Task requirements: Return all lines that include the string "ylabel".

>> Start Records shown

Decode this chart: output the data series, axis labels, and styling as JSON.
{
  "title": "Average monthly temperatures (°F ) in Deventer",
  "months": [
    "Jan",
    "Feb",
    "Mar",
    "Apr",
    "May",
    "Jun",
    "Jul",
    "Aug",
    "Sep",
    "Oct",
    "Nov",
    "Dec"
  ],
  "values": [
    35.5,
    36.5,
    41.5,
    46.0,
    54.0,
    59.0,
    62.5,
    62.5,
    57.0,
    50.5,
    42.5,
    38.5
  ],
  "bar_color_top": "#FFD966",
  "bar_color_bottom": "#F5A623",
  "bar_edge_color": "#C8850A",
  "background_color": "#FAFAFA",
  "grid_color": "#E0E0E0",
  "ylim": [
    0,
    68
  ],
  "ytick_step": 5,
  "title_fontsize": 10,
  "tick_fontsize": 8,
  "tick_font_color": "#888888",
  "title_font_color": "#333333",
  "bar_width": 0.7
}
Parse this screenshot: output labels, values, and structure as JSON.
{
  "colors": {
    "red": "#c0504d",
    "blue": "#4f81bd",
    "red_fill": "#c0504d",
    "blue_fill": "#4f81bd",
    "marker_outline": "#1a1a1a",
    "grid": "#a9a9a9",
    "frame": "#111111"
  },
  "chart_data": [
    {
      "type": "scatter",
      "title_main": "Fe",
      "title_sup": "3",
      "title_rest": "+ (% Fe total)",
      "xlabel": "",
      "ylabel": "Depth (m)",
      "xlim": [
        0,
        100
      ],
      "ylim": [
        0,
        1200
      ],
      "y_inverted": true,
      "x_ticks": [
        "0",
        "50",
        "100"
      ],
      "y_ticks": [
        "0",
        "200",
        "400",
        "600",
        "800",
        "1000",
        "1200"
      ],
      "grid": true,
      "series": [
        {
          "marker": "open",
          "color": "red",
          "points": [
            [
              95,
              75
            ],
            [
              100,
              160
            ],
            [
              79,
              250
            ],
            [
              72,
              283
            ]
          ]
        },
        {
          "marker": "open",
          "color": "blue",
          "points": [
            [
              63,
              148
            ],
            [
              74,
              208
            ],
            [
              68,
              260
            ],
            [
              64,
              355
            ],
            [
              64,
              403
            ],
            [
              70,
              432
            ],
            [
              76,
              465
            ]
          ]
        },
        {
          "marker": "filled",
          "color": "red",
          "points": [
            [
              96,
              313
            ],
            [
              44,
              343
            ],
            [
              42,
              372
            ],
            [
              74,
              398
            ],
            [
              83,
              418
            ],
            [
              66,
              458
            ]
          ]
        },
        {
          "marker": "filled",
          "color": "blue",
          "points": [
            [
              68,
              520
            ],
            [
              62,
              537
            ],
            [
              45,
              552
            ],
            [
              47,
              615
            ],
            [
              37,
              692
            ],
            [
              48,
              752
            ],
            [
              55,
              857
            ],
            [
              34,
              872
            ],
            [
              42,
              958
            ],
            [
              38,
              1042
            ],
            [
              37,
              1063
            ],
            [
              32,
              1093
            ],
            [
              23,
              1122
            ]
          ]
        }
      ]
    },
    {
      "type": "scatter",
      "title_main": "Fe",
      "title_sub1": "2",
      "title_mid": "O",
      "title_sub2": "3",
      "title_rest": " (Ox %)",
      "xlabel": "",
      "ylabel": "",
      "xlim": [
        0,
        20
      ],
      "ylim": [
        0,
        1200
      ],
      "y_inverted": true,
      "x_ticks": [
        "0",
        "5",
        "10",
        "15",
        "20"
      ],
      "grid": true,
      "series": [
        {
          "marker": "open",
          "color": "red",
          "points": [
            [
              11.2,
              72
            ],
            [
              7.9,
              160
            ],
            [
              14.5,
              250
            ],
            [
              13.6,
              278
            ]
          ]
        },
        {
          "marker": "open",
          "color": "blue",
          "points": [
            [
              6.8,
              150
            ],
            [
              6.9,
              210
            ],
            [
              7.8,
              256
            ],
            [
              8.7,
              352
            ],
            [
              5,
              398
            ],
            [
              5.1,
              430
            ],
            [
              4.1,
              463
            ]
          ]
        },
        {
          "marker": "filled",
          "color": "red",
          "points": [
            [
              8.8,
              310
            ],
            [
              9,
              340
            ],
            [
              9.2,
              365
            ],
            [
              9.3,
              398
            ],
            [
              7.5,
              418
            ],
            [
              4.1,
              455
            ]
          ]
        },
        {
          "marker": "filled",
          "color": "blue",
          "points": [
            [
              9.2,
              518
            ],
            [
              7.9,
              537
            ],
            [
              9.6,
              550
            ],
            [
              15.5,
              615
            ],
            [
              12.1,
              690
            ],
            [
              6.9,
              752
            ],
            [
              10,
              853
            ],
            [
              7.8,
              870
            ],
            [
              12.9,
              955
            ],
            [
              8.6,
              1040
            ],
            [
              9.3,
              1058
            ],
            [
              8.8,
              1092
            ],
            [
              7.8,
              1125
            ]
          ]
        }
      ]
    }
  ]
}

>> End Records shown
>> Start Records shown

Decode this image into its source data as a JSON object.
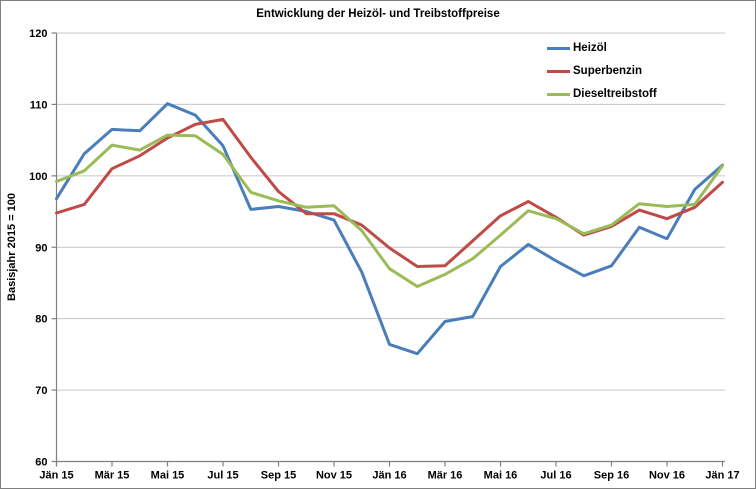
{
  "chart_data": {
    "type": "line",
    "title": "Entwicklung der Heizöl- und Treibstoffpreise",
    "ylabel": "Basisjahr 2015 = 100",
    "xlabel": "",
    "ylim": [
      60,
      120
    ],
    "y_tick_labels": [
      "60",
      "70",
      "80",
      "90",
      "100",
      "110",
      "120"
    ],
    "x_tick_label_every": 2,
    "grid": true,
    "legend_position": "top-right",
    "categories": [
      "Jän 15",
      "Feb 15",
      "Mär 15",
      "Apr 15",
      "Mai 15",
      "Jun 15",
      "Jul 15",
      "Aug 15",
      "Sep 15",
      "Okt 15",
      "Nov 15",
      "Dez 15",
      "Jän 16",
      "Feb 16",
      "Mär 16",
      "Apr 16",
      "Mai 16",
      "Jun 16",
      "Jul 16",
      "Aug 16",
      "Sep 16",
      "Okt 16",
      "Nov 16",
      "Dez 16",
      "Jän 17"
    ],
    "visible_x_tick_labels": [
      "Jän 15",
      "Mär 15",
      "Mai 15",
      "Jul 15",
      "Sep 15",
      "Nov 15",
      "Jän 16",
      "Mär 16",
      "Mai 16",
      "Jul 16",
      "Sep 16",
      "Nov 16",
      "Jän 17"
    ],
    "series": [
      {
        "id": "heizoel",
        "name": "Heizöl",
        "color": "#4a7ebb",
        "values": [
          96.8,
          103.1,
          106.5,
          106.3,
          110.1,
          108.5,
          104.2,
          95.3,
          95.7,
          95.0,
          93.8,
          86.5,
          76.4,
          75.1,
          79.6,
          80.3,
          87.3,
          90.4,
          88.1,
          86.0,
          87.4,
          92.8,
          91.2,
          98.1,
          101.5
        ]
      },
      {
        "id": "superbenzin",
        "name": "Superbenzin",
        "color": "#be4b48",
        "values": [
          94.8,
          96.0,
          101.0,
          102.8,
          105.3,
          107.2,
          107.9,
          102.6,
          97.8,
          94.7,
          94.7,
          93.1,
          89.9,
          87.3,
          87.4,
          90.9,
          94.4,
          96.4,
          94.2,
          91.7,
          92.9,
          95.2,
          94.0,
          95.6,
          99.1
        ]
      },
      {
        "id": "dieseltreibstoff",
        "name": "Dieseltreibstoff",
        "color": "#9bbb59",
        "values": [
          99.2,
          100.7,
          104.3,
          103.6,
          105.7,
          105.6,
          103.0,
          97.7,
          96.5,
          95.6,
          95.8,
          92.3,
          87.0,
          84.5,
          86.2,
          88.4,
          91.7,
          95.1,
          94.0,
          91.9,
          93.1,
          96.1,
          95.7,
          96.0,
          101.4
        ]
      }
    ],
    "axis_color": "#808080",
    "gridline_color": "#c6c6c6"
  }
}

>> End Records shown

Worked answer:
      "ylabel": "Depth (m)",
      "ylabel": "",
    "ylabel": "Basisjahr 2015 = 100",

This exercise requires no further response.